(Beginning of Records shown)

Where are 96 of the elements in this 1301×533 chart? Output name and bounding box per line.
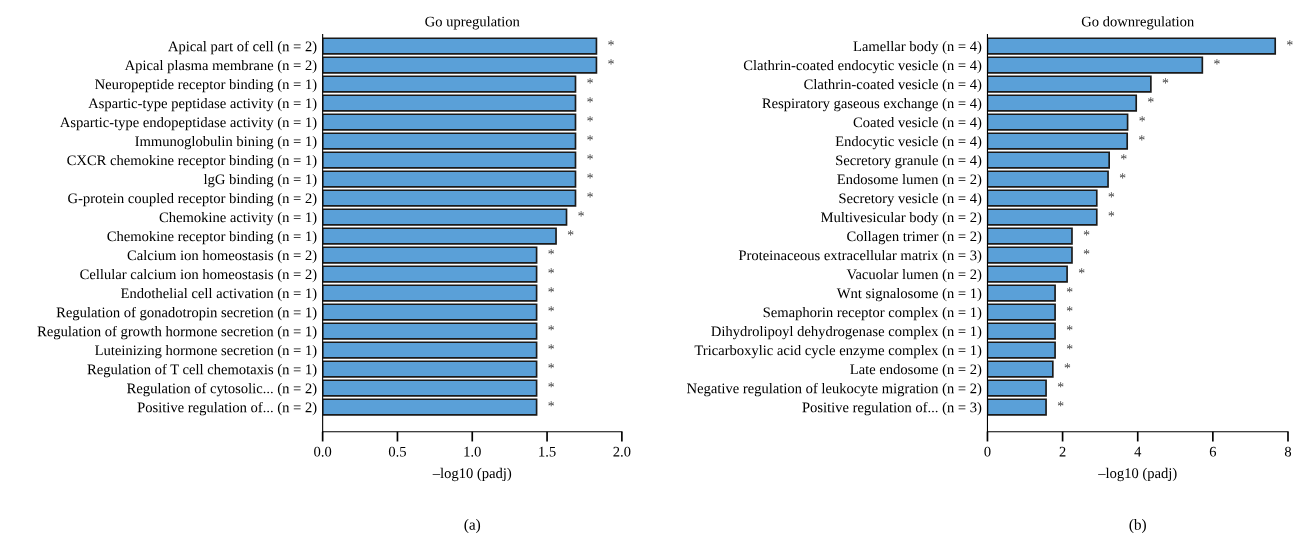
data-label: * <box>548 268 554 274</box>
data-label: * <box>1066 287 1073 293</box>
data-label: * <box>587 116 593 122</box>
data-label: * <box>587 97 593 103</box>
data-label: * <box>1139 116 1145 122</box>
y-tick-label: Coated vesicle (n = 4) <box>853 116 982 131</box>
chart-title: Go upregulation <box>425 16 520 30</box>
y-tick-label: Luteinizing hormone secretion (n = 1) <box>95 344 317 359</box>
data-label: * <box>587 173 593 179</box>
chart-title: Go downregulation <box>1081 16 1194 30</box>
data-label: * <box>1214 59 1220 65</box>
y-tick-label: Aspartic-type endopeptidase activity (n = 1) <box>59 116 317 131</box>
y-tick-label: Lamellar body (n = 4) <box>853 40 982 55</box>
y-tick-label: Vacuolar lumen (n = 2) <box>846 268 982 283</box>
y-tick-label: CXCR chemokine receptor binding (n = 1) <box>67 154 317 169</box>
y-tick-label: Proteinaceous extracellular matrix (n = 3) <box>738 249 982 264</box>
data-label: * <box>548 325 554 331</box>
data-label: * <box>578 211 584 217</box>
data-label: * <box>1148 97 1154 103</box>
y-tick-label: Collagen trimer (n = 2) <box>847 230 982 245</box>
data-label: * <box>587 192 593 198</box>
y-tick-label: Chemokine receptor binding (n = 1) <box>107 230 317 245</box>
y-tick-label: Immunoglobulin bining (n = 1) <box>135 135 317 150</box>
data-label: * <box>548 363 554 369</box>
data-label: * <box>1066 306 1073 312</box>
y-tick-label: Secretory vesicle (n = 4) <box>839 192 982 207</box>
y-tick-label: Positive regulation of... (n = 3) <box>802 401 982 416</box>
y-tick-label: Regulation of gonadotropin secretion (n = 1) <box>56 306 317 321</box>
y-tick-label: Apical part of cell (n = 2) <box>168 40 317 55</box>
y-tick-label: Negative regulation of leukocyte migration (n = 2) <box>686 382 982 397</box>
data-label: * <box>587 135 593 141</box>
data-label: * <box>548 382 554 388</box>
y-tick-label: Neuropeptide receptor binding (n = 1) <box>95 78 317 93</box>
y-tick-label: lgG binding (n = 1) <box>203 173 317 188</box>
data-label: * <box>1083 249 1090 255</box>
x-tick-label: 2 <box>1059 446 1066 457</box>
data-label: * <box>1066 325 1073 331</box>
x-axis-title: –log10 (padj) <box>1098 467 1177 482</box>
x-tick-label: 1.0 <box>464 446 481 457</box>
data-label: * <box>548 401 554 407</box>
x-tick-label: 0 <box>984 446 991 457</box>
y-tick-label: Clathrin-coated vesicle (n = 4) <box>804 78 982 93</box>
data-label: * <box>1119 173 1126 179</box>
text: (b) <box>1129 519 1146 533</box>
data-label: * <box>567 230 574 236</box>
data-label: * <box>1108 211 1115 217</box>
y-tick-label: Calcium ion homeostasis (n = 2) <box>127 249 317 264</box>
data-label: * <box>548 287 554 293</box>
text: (a) <box>464 519 481 533</box>
y-tick-label: Endosome lumen (n = 2) <box>837 173 982 188</box>
y-tick-label: Wnt signalosome (n = 1) <box>836 287 982 302</box>
data-label: * <box>1057 382 1064 388</box>
data-label: * <box>548 344 554 350</box>
y-tick-label: Regulation of cytosolic... (n = 2) <box>127 382 317 397</box>
data-label: * <box>1287 40 1293 46</box>
data-label: * <box>608 59 614 65</box>
data-label: * <box>1066 344 1073 350</box>
data-label: * <box>1108 192 1115 198</box>
data-label: * <box>1120 154 1127 160</box>
data-label: * <box>1078 268 1085 274</box>
x-tick-label: 2.0 <box>613 446 631 457</box>
x-tick-label: 4 <box>1134 446 1142 457</box>
data-label: * <box>1064 363 1071 369</box>
data-label: * <box>608 40 614 46</box>
x-tick-label: 8 <box>1284 446 1292 457</box>
data-label: * <box>548 306 554 312</box>
data-label: * <box>1162 78 1169 84</box>
data-label: * <box>587 154 593 160</box>
data-label: * <box>548 249 554 255</box>
y-tick-label: Dihydrolipoyl dehydrogenase complex (n = 1) <box>711 325 982 340</box>
y-tick-label: Chemokine activity (n = 1) <box>159 211 317 226</box>
y-tick-label: Secretory granule (n = 4) <box>836 154 982 169</box>
y-tick-label: Late endosome (n = 2) <box>850 363 982 378</box>
y-tick-label: Clathrin-coated endocytic vesicle (n = 4) <box>743 59 982 74</box>
data-label: * <box>587 78 593 84</box>
y-tick-label: Cellular calcium ion homeostasis (n = 2) <box>80 268 317 283</box>
data-label: * <box>1083 230 1090 236</box>
x-tick-label: 0.0 <box>314 446 332 457</box>
y-tick-label: Regulation of growth hormone secretion (n = 1) <box>37 325 317 340</box>
y-tick-label: Endothelial cell activation (n = 1) <box>120 287 317 302</box>
x-axis-title: –log10 (padj) <box>432 467 512 482</box>
y-tick-label: Apical plasma membrane (n = 2) <box>124 59 317 74</box>
data-label: * <box>1139 135 1145 141</box>
y-tick-label: Regulation of T cell chemotaxis (n = 1) <box>87 363 317 378</box>
y-tick-label: Aspartic-type peptidase activity (n = 1) <box>88 97 317 112</box>
x-tick-label: 6 <box>1209 446 1217 457</box>
y-tick-label: Endocytic vesicle (n = 4) <box>835 135 982 150</box>
x-tick-label: 0.5 <box>388 446 406 457</box>
y-tick-label: Respiratory gaseous exchange (n = 4) <box>762 97 982 112</box>
x-tick-label: 1.5 <box>539 446 556 457</box>
data-label: * <box>1057 401 1064 407</box>
y-tick-label: Multivesicular body (n = 2) <box>821 211 982 226</box>
y-tick-label: Semaphorin receptor complex (n = 1) <box>763 306 982 321</box>
y-tick-label: Tricarboxylic acid cycle enzyme complex (n = 1) <box>694 344 982 359</box>
y-tick-label: G-protein coupled receptor binding (n = 2) <box>68 192 317 207</box>
y-tick-label: Positive regulation of... (n = 2) <box>137 401 317 416</box>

(End of Records shown)

§ **Your goal**
Pull every line containing the word "homeostasis" out of the material and copy it.

§ **Answer box**
y-tick-label: Calcium ion homeostasis (n = 2) <box>127 249 317 264</box>
y-tick-label: Cellular calcium ion homeostasis (n = 2) <box>80 268 317 283</box>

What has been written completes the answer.